Using the data below, copy each line that includes the word "高三物理".

* start *

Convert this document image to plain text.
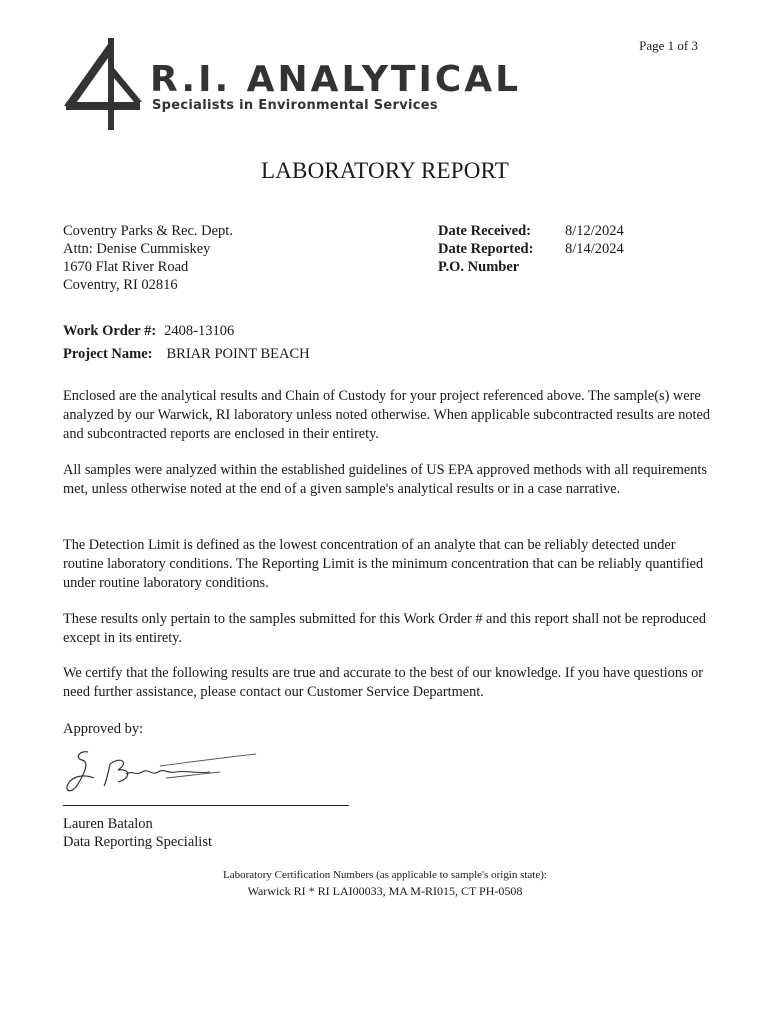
Page 1 of 3
R.I. ANALYTICAL
Specialists in Environmental Services
LABORATORY REPORT
Coventry Parks & Rec. Dept.
Attn: Denise Cummiskey
1670 Flat River Road
Coventry, RI 02816
Date Received:	8/12/2024
Date Reported:	8/14/2024
P.O. Number
Work Order #: 2408-13106
Project Name: BRIAR POINT BEACH

Enclosed are the analytical results and Chain of Custody for your project referenced above. The sample(s) were analyzed by our Warwick, RI laboratory unless noted otherwise. When applicable subcontracted results are noted and subcontracted reports are enclosed in their entirety.

All samples were analyzed within the established guidelines of US EPA approved methods with all requirements met, unless otherwise noted at the end of a given sample's analytical results or in a case narrative.

The Detection Limit is defined as the lowest concentration of an analyte that can be reliably detected under routine laboratory conditions. The Reporting Limit is the minimum concentration that can be reliably quantified under routine laboratory conditions.

These results only pertain to the samples submitted for this Work Order # and this report shall not be reproduced except in its entirety.

We certify that the following results are true and accurate to the best of our knowledge. If you have questions or need further assistance, please contact our Customer Service Department.

Approved by:
Lauren Batalon
Data Reporting Specialist
Laboratory Certification Numbers (as applicable to sample's origin state):
Warwick RI * RI LAI00033, MA M-RI015, CT PH-0508
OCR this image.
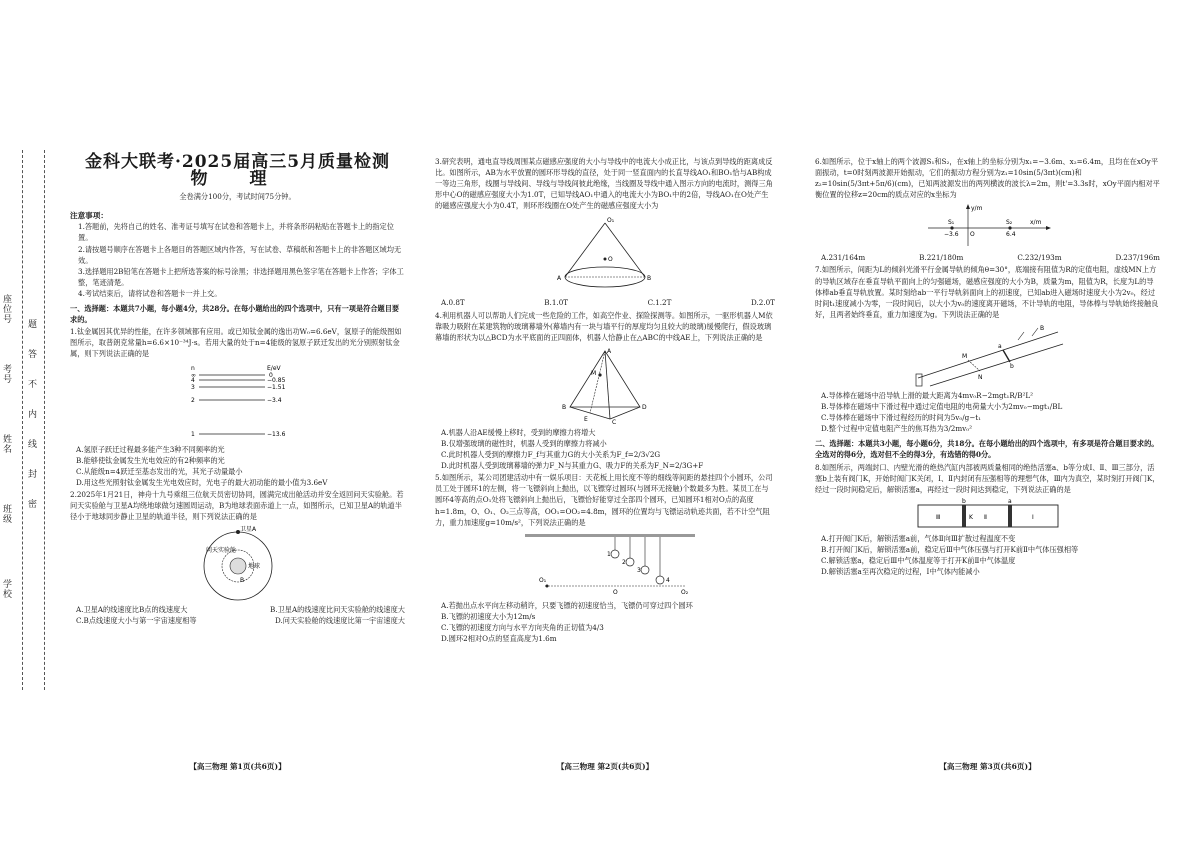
座位号
考号
姓名
班级
学校
题
答
不
内
线
封
密
金科大联考·2025届高三5月质量检测
物 理
全卷满分100分，考试时间75分钟。
注意事项：

1.答题前，先将自己的姓名、准考证号填写在试卷和答题卡上，并将条形码粘贴在答题卡上的指定位置。

2.请按题号顺序在答题卡上各题目的答题区域内作答，写在试卷、草稿纸和答题卡上的非答题区域均无效。

3.选择题用2B铅笔在答题卡上把所选答案的标号涂黑；非选择题用黑色签字笔在答题卡上作答；字体工整，笔迹清楚。

4.考试结束后，请将试卷和答题卡一并上交。

一、选择题：本题共7小题，每小题4分，共28分。在每小题给出的四个选项中，只有一项是符合题目要求的。

1.钛金属因其优异的性能，在许多领域都有应用。或已知钛金属的逸出功W₀=6.6eV，氢原子的能级图如图所示，取普朗克常量h=6.6×10⁻³⁴J·s。若用大量的处于n=4能级的氢原子跃迁发出的光分别照射钛金属，则下列说法正确的是

n	E/eV
∞	0
4	−0.85
3	−1.51
2	−3.4
1	−13.6

A.氢原子跃迁过程最多能产生3种不同频率的光

B.能够使钛金属发生光电效应的有2种频率的光

C.从能级n=4跃迁至基态发出的光，其光子动量最小

D.用这些光照射钛金属发生光电效应时，光电子的最大初动能的最小值为3.6eV

2.2025年1月21日，神舟十九号乘组三位航天员密切协同，圆满完成出舱活动并安全返回问天实验舱。若问天实验舱与卫星A均绕地球做匀速圆周运动，B为地球表面赤道上一点，如图所示，已知卫星A的轨道半径小于地球同步静止卫星的轨道半径，则下列说法正确的是

卫星A
问天实验舱
地球
B
A.卫星A的线速度比B点的线速度大	B.卫星A的线速度比问天实验舱的线速度大
C.B点线速度大小与第一宇宙速度相等	D.问天实验舱的线速度比第一宇宙速度大
【高三物理 第1页(共6页)】

3.研究表明，通电直导线周围某点磁感应强度的大小与导线中的电流大小成正比，与该点到导线的距离成反比。如图所示，AB为水平放置的圆环形导线的直径，处于同一竖直面内的长直导线AO₁和BO₁恰与AB构成一等边三角形，线圈与导线间、导线与导线间彼此绝缘，当线圈及导线中通入图示方向的电流时，测得三角形中心O的磁感应强度大小为1.0T，已知导线AO₁中通入的电流大小为BO₁中的2倍，导线AO₁在O处产生的磁感应强度大小为0.4T，则环形线圈在O处产生的磁感应强度大小为

O₁
A
O
B
A.0.8T	B.1.0T	C.1.2T	D.2.0T

4.利用机器人可以帮助人们完成一些危险的工作，如高空作业、探险探测等。如图所示，一驱形机器人M依靠吸力吸附在某建筑物的玻璃幕墙外(幕墙内有一块与墙平行的厚度均匀且较大的玻璃)缓慢爬行，假设玻璃幕墙的形状为以△BCD为水平底面的正四面体，机器人恰静止在△ABC的中线AE上，下列说法正确的是

A
M
B
E
D
C

A.机器人沿AE缓慢上移时，受到的摩擦力将增大

B.仅增强玻璃的磁性时，机器人受到的摩擦力将减小

C.此时机器人受到的摩擦力F_f与其重力G的大小关系为F_f=2/3√2G

D.此时机器人受到玻璃幕墙的弹力F_N与其重力G、吸力F的关系为F_N=2/3G+F

5.如图所示，某公司团建活动中有一娱乐项目：天花板上用长度不等的细线等间距的悬挂四个小圆环，公司员工处于圆环1的左侧，将一飞镖斜向上抛出，以飞镖穿过圆环(与圆环无接触)个数最多为胜。某员工在与圆环4等高的点O₁处将飞镖斜向上抛出后，飞镖恰好能穿过全部四个圆环，已知圆环1相对O点的高度h=1.8m，O、O₁、O₂三点等高，OO₁=OO₂=4.8m，圆环的位置均与飞镖运动轨迹共面，若不计空气阻力，重力加速度g=10m/s²，下列说法正确的是

O₁
1
2
3
4
O	O₂

A.若抛出点水平向左移动稍许，只要飞镖的初速度恰当，飞镖仍可穿过四个圆环

B.飞镖的初速度大小为12m/s

C.飞镖的初速度方向与水平方向夹角的正切值为4/3

D.圆环2相对O点的竖直高度为1.6m

【高三物理 第2页(共6页)】

6.如图所示，位于x轴上的两个波源S₁和S₂，在x轴上的坐标分别为x₁=−3.6m、x₂=6.4m，且均在在xOy平面振动，t=0时刻两波源开始振动，它们的振动方程分别为z₁=10sin(5/3πt)(cm)和z₂=10sin(5/3πt+5π/6)(cm)，已知两波源发出的两列横波的波长λ=2m，则t'=3.3s时，xOy平面内相对平衡位置的位移z=20cm的质点对应的x坐标为

y/m
S₁
O
S₂	x/m
−3.6	6.4
A.231/164m	B.221/180m	C.232/193m	D.237/196m

7.如图所示，间距为L的倾斜光滑平行金属导轨的倾角θ=30°，底端接有阻值为R的定值电阻，虚线MN上方的导轨区域存在垂直导轨平面向上的匀强磁场，磁感应强度的大小为B，质量为m，阻值为R，长度为L的导体棒ab垂直导轨放置。某时刻给ab一平行导轨斜面向上的初速度，已知ab进入磁场时速度大小为2v₀，经过时间t₁速度减小为零，一段时间后，以大小为v₀的速度离开磁场，不计导轨的电阻，导体棒与导轨始终接触良好，且两者始终垂直，重力加速度为g。下列说法正确的是

M
a
N
b
B

A.导体棒在磁场中沿导轨上滑的最大距离为4mv₀R−2mgt₁R/B²L²

B.导体棒在磁场中下滑过程中通过定值电阻的电荷量大小为2mv₀−mgt₁/BL

C.导体棒在磁场中下滑过程经历的时间为5v₀/g−t₁

D.整个过程中定值电阻产生的焦耳热为3/2mv₀²

二、选择题：本题共3小题，每小题6分，共18分。在每小题给出的四个选项中，有多项是符合题目要求的。全选对的得6分，选对但不全的得3分，有选错的得0分。

8.如图所示，两端封口、内壁光滑的绝热汽缸内部被两质量相同的绝热活塞a、b等分成Ⅰ、Ⅱ、Ⅲ三部分，活塞b上装有阀门K，开始时阀门K关闭，Ⅰ、Ⅱ内封闭有压强相等的理想气体，Ⅲ内为真空，某时刻打开阀门K，经过一段时间稳定后，解锁活塞a，再经过一段时间达到稳定，下列说法正确的是

b	a
Ⅲ	K Ⅱ	Ⅰ

A.打开阀门K后，解锁活塞a前，气体Ⅱ向Ⅲ扩散过程温度不变

B.打开阀门K后，解锁活塞a前，稳定后Ⅲ中气体压强与打开K前Ⅱ中气体压强相等

C.解锁活塞a，稳定后Ⅲ中气体温度等于打开K前Ⅱ中气体温度

D.解锁活塞a至再次稳定的过程，Ⅰ中气体内能减小

【高三物理 第3页(共6页)】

* end *

EXPECTED ANSWER:
【高三物理 第1页(共6页)】
【高三物理 第2页(共6页)】
【高三物理 第3页(共6页)】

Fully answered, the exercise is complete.